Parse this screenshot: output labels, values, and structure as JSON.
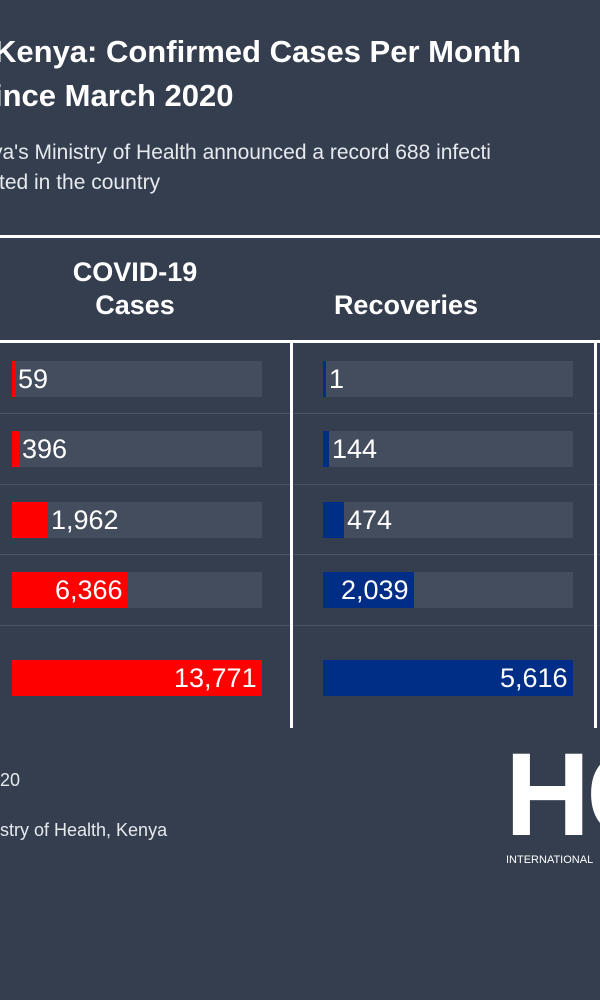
{
  "header": {
    "title": "Kenya: Confirmed Cases Per Month\nince March 2020",
    "subtitle": "ya's Ministry of Health announced a record 688 infecti\nrted in the country"
  },
  "table": {
    "col_cases": "COVID-19\nCases",
    "col_recoveries": "Recoveries"
  },
  "chart_data": {
    "type": "bar",
    "title": "Kenya: Confirmed Cases Per Month ince March 2020",
    "series": [
      {
        "name": "COVID-19 Cases",
        "values": [
          59,
          396,
          1962,
          6366,
          13771
        ],
        "labels": [
          "59",
          "396",
          "1,962",
          "6,366",
          "13,771"
        ],
        "color": "#ff0000"
      },
      {
        "name": "Recoveries",
        "values": [
          1,
          144,
          474,
          2039,
          5616
        ],
        "labels": [
          "1",
          "144",
          "474",
          "2,039",
          "5,616"
        ],
        "color": "#002d86"
      }
    ],
    "max": [
      13771,
      5616
    ],
    "track_color": "#434d5d",
    "grid": false
  },
  "footer": {
    "date": "20",
    "source": "stry of Health, Kenya",
    "logo_text": "HC",
    "logo_sub": "INTERNATIONAL"
  },
  "colors": {
    "background": "#343e4e",
    "cases": "#ff0000",
    "recoveries": "#002d86"
  }
}
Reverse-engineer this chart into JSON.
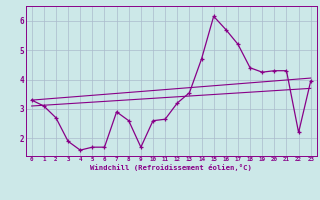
{
  "xlabel": "Windchill (Refroidissement éolien,°C)",
  "background_color": "#cce8e8",
  "line_color": "#880088",
  "grid_color": "#aabbcc",
  "hours": [
    0,
    1,
    2,
    3,
    4,
    5,
    6,
    7,
    8,
    9,
    10,
    11,
    12,
    13,
    14,
    15,
    16,
    17,
    18,
    19,
    20,
    21,
    22,
    23
  ],
  "windchill": [
    3.3,
    3.1,
    2.7,
    1.9,
    1.6,
    1.7,
    1.7,
    2.9,
    2.6,
    1.7,
    2.6,
    2.65,
    3.2,
    3.55,
    4.7,
    6.15,
    5.7,
    5.2,
    4.4,
    4.25,
    4.3,
    4.3,
    2.2,
    3.95
  ],
  "trend1_x": [
    0,
    23
  ],
  "trend1_y": [
    3.3,
    4.05
  ],
  "trend2_x": [
    0,
    23
  ],
  "trend2_y": [
    3.1,
    3.7
  ],
  "ylim_min": 1.4,
  "ylim_max": 6.5,
  "xlim_min": -0.5,
  "xlim_max": 23.5,
  "yticks": [
    2,
    3,
    4,
    5,
    6
  ],
  "xticks": [
    0,
    1,
    2,
    3,
    4,
    5,
    6,
    7,
    8,
    9,
    10,
    11,
    12,
    13,
    14,
    15,
    16,
    17,
    18,
    19,
    20,
    21,
    22,
    23
  ]
}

..........

Task objective
How many lines of the records contain the string "name"? Respond with the number alone.

Result of this exercise
2